Stored entries
######
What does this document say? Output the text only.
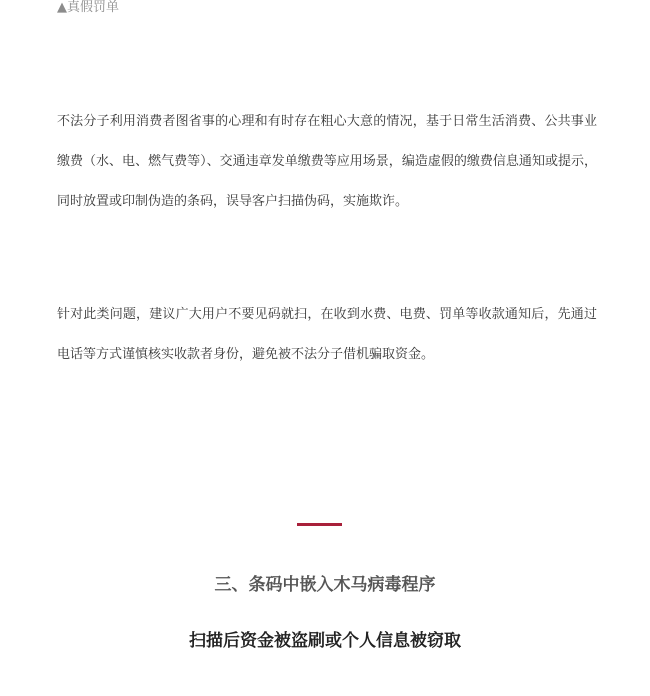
▲真假罚单

不法分子利用消费者图省事的心理和有时存在粗心大意的情况，基于日常生活消费、公共事业缴费（水、电、燃气费等）、交通违章发单缴费等应用场景，编造虚假的缴费信息通知或提示，同时放置或印制伪造的条码，误导客户扫描伪码，实施欺诈。

针对此类问题，建议广大用户不要见码就扫，在收到水费、电费、罚单等收款通知后，先通过电话等方式谨慎核实收款者身份，避免被不法分子借机骗取资金。

三、条码中嵌入木马病毒程序
扫描后资金被盗刷或个人信息被窃取
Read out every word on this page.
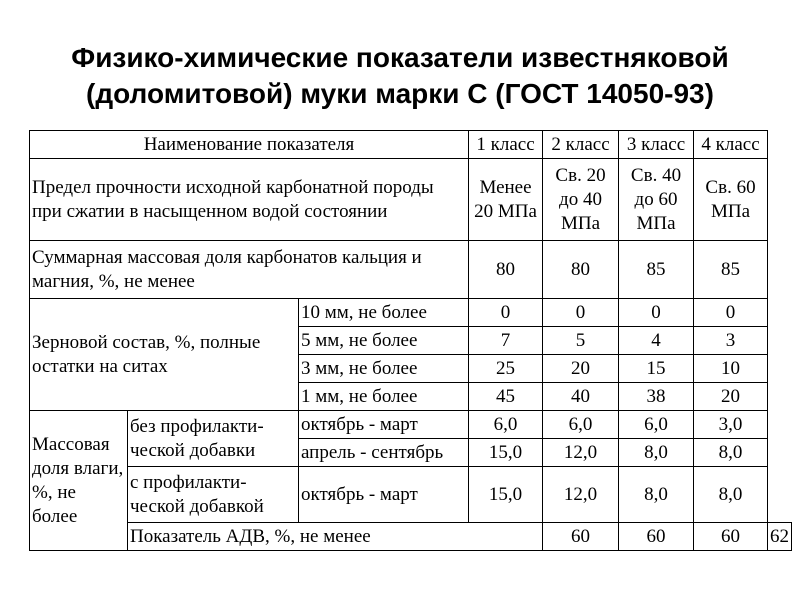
Физико-химические показатели известняковой
(доломитовой) муки марки С (ГОСТ 14050-93)
Наименование показателя			1 класс	2 класс	3 класс	4 класс	
Предел прочности исходной карбонатной породы при сжатии в насыщенном водой состоянии			Менее 20 МПа	Св. 20 до 40 МПа	Св. 40 до 60 МПа	Св. 60 МПа	
Суммарная массовая доля карбонатов кальция и магния, %, не менее			80	80	85	85	
Зерновой состав, %, полные остатки на ситах		10 мм, не более	0	0	0	0	
		5 мм, не более	7	5	4	3	
		3 мм, не более	25	20	15	10	
		1 мм, не более	45	40	38	20	
Массовая доля влаги, %, не более	без профилакти-ческой добавки	октябрь - март	6,0	6,0	6,0	3,0	
		апрель - сентябрь	15,0	12,0	8,0	8,0	
	с профилакти-ческой добавкой	октябрь - март	15,0	12,0	8,0	8,0	
	Показатель АДВ, %, не менее			60	60	60	62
######
The records above need to be given again exactly. Omit the pictures.

What does this document say? Output the text only.
▲真假罚单

不法分子利用消费者图省事的心理和有时存在粗心大意的情况，基于日常生活消费、公共事业缴费（水、电、燃气费等）、交通违章发单缴费等应用场景，编造虚假的缴费信息通知或提示，同时放置或印制伪造的条码，误导客户扫描伪码，实施欺诈。

针对此类问题，建议广大用户不要见码就扫，在收到水费、电费、罚单等收款通知后，先通过电话等方式谨慎核实收款者身份，避免被不法分子借机骗取资金。

三、条码中嵌入木马病毒程序
扫描后资金被盗刷或个人信息被窃取
Read out every word on this page.
Физико-химические показатели известняковой
(доломитовой) муки марки С (ГОСТ 14050-93)
Наименование показателя			1 класс	2 класс	3 класс	4 класс	
Предел прочности исходной карбонатной породы при сжатии в насыщенном водой состоянии			Менее 20 МПа	Св. 20 до 40 МПа	Св. 40 до 60 МПа	Св. 60 МПа	
Суммарная массовая доля карбонатов кальция и магния, %, не менее			80	80	85	85	
Зерновой состав, %, полные остатки на ситах		10 мм, не более	0	0	0	0	
		5 мм, не более	7	5	4	3	
		3 мм, не более	25	20	15	10	
		1 мм, не более	45	40	38	20	
Массовая доля влаги, %, не более	без профилакти-ческой добавки	октябрь - март	6,0	6,0	6,0	3,0	
		апрель - сентябрь	15,0	12,0	8,0	8,0	
	с профилакти-ческой добавкой	октябрь - март	15,0	12,0	8,0	8,0	
	Показатель АДВ, %, не менее			60	60	60	62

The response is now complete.